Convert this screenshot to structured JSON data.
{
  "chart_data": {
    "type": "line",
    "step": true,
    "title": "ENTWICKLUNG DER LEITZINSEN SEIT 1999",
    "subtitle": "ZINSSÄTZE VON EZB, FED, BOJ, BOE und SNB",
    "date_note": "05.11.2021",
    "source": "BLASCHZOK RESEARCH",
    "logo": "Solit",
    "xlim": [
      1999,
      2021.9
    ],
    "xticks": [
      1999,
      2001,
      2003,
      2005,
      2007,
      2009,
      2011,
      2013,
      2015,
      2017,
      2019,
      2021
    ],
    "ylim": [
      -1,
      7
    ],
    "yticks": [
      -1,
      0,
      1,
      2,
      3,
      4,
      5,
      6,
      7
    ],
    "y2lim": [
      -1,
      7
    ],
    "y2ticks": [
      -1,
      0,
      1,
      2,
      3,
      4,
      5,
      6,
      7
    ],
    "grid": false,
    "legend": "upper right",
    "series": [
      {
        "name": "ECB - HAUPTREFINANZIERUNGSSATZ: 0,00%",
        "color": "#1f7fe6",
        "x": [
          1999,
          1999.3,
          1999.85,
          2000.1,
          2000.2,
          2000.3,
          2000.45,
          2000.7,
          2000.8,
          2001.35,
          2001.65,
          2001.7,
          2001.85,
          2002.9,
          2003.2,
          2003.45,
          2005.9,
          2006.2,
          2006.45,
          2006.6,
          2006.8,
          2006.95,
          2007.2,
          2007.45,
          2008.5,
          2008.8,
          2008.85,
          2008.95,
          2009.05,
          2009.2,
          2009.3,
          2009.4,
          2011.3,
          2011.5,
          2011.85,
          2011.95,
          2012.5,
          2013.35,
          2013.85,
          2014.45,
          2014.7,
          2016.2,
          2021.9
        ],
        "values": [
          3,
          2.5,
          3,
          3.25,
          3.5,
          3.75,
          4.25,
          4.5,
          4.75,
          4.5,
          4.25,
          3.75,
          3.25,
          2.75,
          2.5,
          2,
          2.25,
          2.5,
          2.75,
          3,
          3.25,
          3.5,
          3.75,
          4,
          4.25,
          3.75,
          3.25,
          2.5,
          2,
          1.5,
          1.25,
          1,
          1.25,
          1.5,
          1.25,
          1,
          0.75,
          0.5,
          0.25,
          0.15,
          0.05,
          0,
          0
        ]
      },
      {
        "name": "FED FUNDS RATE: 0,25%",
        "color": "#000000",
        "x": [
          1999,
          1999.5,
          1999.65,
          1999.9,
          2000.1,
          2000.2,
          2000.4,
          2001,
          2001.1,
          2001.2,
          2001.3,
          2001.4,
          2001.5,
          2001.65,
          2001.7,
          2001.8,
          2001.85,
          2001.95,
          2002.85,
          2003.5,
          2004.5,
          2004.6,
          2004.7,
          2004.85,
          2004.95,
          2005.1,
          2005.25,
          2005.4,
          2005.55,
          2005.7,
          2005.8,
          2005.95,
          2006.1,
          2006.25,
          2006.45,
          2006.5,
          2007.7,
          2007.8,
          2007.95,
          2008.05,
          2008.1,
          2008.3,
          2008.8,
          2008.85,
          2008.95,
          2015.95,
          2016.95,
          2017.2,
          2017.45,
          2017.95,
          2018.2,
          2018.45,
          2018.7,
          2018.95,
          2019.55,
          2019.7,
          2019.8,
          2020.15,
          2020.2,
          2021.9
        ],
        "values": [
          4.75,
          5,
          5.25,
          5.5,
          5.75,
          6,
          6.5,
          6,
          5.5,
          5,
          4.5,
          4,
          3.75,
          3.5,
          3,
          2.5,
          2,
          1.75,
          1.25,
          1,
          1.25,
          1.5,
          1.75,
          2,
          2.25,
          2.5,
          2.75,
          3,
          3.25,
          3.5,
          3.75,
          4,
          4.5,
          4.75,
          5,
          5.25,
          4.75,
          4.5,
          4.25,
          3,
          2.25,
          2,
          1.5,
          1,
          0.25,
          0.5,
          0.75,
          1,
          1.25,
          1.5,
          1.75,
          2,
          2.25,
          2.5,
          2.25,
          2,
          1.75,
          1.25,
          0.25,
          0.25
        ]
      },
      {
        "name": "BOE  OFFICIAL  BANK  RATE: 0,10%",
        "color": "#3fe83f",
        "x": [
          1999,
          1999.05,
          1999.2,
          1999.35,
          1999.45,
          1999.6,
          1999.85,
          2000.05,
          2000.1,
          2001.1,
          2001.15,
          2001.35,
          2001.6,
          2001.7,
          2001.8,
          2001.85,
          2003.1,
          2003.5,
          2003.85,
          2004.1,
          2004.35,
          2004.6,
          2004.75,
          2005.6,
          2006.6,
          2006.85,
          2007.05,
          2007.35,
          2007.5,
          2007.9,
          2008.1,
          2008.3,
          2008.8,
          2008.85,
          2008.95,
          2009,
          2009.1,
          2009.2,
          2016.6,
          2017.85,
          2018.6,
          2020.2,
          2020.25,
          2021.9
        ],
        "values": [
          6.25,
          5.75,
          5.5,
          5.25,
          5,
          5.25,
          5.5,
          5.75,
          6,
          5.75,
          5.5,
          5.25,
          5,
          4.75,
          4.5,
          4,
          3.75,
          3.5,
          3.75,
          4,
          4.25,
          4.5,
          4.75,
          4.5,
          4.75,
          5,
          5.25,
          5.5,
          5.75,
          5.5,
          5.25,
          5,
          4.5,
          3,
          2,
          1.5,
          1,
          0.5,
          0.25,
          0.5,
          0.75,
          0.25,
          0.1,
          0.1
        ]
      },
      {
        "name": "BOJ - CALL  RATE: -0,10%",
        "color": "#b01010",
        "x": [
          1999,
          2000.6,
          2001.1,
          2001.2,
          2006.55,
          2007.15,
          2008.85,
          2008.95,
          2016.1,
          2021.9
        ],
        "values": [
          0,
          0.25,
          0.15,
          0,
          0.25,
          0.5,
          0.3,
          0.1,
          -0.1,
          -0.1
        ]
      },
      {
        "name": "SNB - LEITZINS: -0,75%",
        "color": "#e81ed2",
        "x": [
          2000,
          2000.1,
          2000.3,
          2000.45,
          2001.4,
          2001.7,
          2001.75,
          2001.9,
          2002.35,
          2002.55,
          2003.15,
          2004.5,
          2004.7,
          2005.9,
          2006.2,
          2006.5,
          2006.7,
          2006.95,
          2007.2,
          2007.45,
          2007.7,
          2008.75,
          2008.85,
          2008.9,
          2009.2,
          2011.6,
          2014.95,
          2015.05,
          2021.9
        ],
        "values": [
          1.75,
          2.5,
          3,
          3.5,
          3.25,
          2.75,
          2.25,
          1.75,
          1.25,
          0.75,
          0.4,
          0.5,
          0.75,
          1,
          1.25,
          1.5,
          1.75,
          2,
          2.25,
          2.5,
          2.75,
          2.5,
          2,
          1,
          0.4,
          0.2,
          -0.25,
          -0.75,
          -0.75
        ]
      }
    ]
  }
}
|---|
Task statement: Go through the records and print each one exactly.

The reply:
Convert this screenshot to structured JSON data.
{
  "chart_data": {
    "type": "line",
    "step": true,
    "title": "ENTWICKLUNG DER LEITZINSEN SEIT 1999",
    "subtitle": "ZINSSÄTZE VON EZB, FED, BOJ, BOE und SNB",
    "date_note": "05.11.2021",
    "source": "BLASCHZOK RESEARCH",
    "logo": "Solit",
    "xlim": [
      1999,
      2021.9
    ],
    "xticks": [
      1999,
      2001,
      2003,
      2005,
      2007,
      2009,
      2011,
      2013,
      2015,
      2017,
      2019,
      2021
    ],
    "ylim": [
      -1,
      7
    ],
    "yticks": [
      -1,
      0,
      1,
      2,
      3,
      4,
      5,
      6,
      7
    ],
    "y2lim": [
      -1,
      7
    ],
    "y2ticks": [
      -1,
      0,
      1,
      2,
      3,
      4,
      5,
      6,
      7
    ],
    "grid": false,
    "legend": "upper right",
    "series": [
      {
        "name": "ECB - HAUPTREFINANZIERUNGSSATZ: 0,00%",
        "color": "#1f7fe6",
        "x": [
          1999,
          1999.3,
          1999.85,
          2000.1,
          2000.2,
          2000.3,
          2000.45,
          2000.7,
          2000.8,
          2001.35,
          2001.65,
          2001.7,
          2001.85,
          2002.9,
          2003.2,
          2003.45,
          2005.9,
          2006.2,
          2006.45,
          2006.6,
          2006.8,
          2006.95,
          2007.2,
          2007.45,
          2008.5,
          2008.8,
          2008.85,
          2008.95,
          2009.05,
          2009.2,
          2009.3,
          2009.4,
          2011.3,
          2011.5,
          2011.85,
          2011.95,
          2012.5,
          2013.35,
          2013.85,
          2014.45,
          2014.7,
          2016.2,
          2021.9
        ],
        "values": [
          3,
          2.5,
          3,
          3.25,
          3.5,
          3.75,
          4.25,
          4.5,
          4.75,
          4.5,
          4.25,
          3.75,
          3.25,
          2.75,
          2.5,
          2,
          2.25,
          2.5,
          2.75,
          3,
          3.25,
          3.5,
          3.75,
          4,
          4.25,
          3.75,
          3.25,
          2.5,
          2,
          1.5,
          1.25,
          1,
          1.25,
          1.5,
          1.25,
          1,
          0.75,
          0.5,
          0.25,
          0.15,
          0.05,
          0,
          0
        ]
      },
      {
        "name": "FED FUNDS RATE: 0,25%",
        "color": "#000000",
        "x": [
          1999,
          1999.5,
          1999.65,
          1999.9,
          2000.1,
          2000.2,
          2000.4,
          2001,
          2001.1,
          2001.2,
          2001.3,
          2001.4,
          2001.5,
          2001.65,
          2001.7,
          2001.8,
          2001.85,
          2001.95,
          2002.85,
          2003.5,
          2004.5,
          2004.6,
          2004.7,
          2004.85,
          2004.95,
          2005.1,
          2005.25,
          2005.4,
          2005.55,
          2005.7,
          2005.8,
          2005.95,
          2006.1,
          2006.25,
          2006.45,
          2006.5,
          2007.7,
          2007.8,
          2007.95,
          2008.05,
          2008.1,
          2008.3,
          2008.8,
          2008.85,
          2008.95,
          2015.95,
          2016.95,
          2017.2,
          2017.45,
          2017.95,
          2018.2,
          2018.45,
          2018.7,
          2018.95,
          2019.55,
          2019.7,
          2019.8,
          2020.15,
          2020.2,
          2021.9
        ],
        "values": [
          4.75,
          5,
          5.25,
          5.5,
          5.75,
          6,
          6.5,
          6,
          5.5,
          5,
          4.5,
          4,
          3.75,
          3.5,
          3,
          2.5,
          2,
          1.75,
          1.25,
          1,
          1.25,
          1.5,
          1.75,
          2,
          2.25,
          2.5,
          2.75,
          3,
          3.25,
          3.5,
          3.75,
          4,
          4.5,
          4.75,
          5,
          5.25,
          4.75,
          4.5,
          4.25,
          3,
          2.25,
          2,
          1.5,
          1,
          0.25,
          0.5,
          0.75,
          1,
          1.25,
          1.5,
          1.75,
          2,
          2.25,
          2.5,
          2.25,
          2,
          1.75,
          1.25,
          0.25,
          0.25
        ]
      },
      {
        "name": "BOE  OFFICIAL  BANK  RATE: 0,10%",
        "color": "#3fe83f",
        "x": [
          1999,
          1999.05,
          1999.2,
          1999.35,
          1999.45,
          1999.6,
          1999.85,
          2000.05,
          2000.1,
          2001.1,
          2001.15,
          2001.35,
          2001.6,
          2001.7,
          2001.8,
          2001.85,
          2003.1,
          2003.5,
          2003.85,
          2004.1,
          2004.35,
          2004.6,
          2004.75,
          2005.6,
          2006.6,
          2006.85,
          2007.05,
          2007.35,
          2007.5,
          2007.9,
          2008.1,
          2008.3,
          2008.8,
          2008.85,
          2008.95,
          2009,
          2009.1,
          2009.2,
          2016.6,
          2017.85,
          2018.6,
          2020.2,
          2020.25,
          2021.9
        ],
        "values": [
          6.25,
          5.75,
          5.5,
          5.25,
          5,
          5.25,
          5.5,
          5.75,
          6,
          5.75,
          5.5,
          5.25,
          5,
          4.75,
          4.5,
          4,
          3.75,
          3.5,
          3.75,
          4,
          4.25,
          4.5,
          4.75,
          4.5,
          4.75,
          5,
          5.25,
          5.5,
          5.75,
          5.5,
          5.25,
          5,
          4.5,
          3,
          2,
          1.5,
          1,
          0.5,
          0.25,
          0.5,
          0.75,
          0.25,
          0.1,
          0.1
        ]
      },
      {
        "name": "BOJ - CALL  RATE: -0,10%",
        "color": "#b01010",
        "x": [
          1999,
          2000.6,
          2001.1,
          2001.2,
          2006.55,
          2007.15,
          2008.85,
          2008.95,
          2016.1,
          2021.9
        ],
        "values": [
          0,
          0.25,
          0.15,
          0,
          0.25,
          0.5,
          0.3,
          0.1,
          -0.1,
          -0.1
        ]
      },
      {
        "name": "SNB - LEITZINS: -0,75%",
        "color": "#e81ed2",
        "x": [
          2000,
          2000.1,
          2000.3,
          2000.45,
          2001.4,
          2001.7,
          2001.75,
          2001.9,
          2002.35,
          2002.55,
          2003.15,
          2004.5,
          2004.7,
          2005.9,
          2006.2,
          2006.5,
          2006.7,
          2006.95,
          2007.2,
          2007.45,
          2007.7,
          2008.75,
          2008.85,
          2008.9,
          2009.2,
          2011.6,
          2014.95,
          2015.05,
          2021.9
        ],
        "values": [
          1.75,
          2.5,
          3,
          3.5,
          3.25,
          2.75,
          2.25,
          1.75,
          1.25,
          0.75,
          0.4,
          0.5,
          0.75,
          1,
          1.25,
          1.5,
          1.75,
          2,
          2.25,
          2.5,
          2.75,
          2.5,
          2,
          1,
          0.4,
          0.2,
          -0.25,
          -0.75,
          -0.75
        ]
      }
    ]
  }
}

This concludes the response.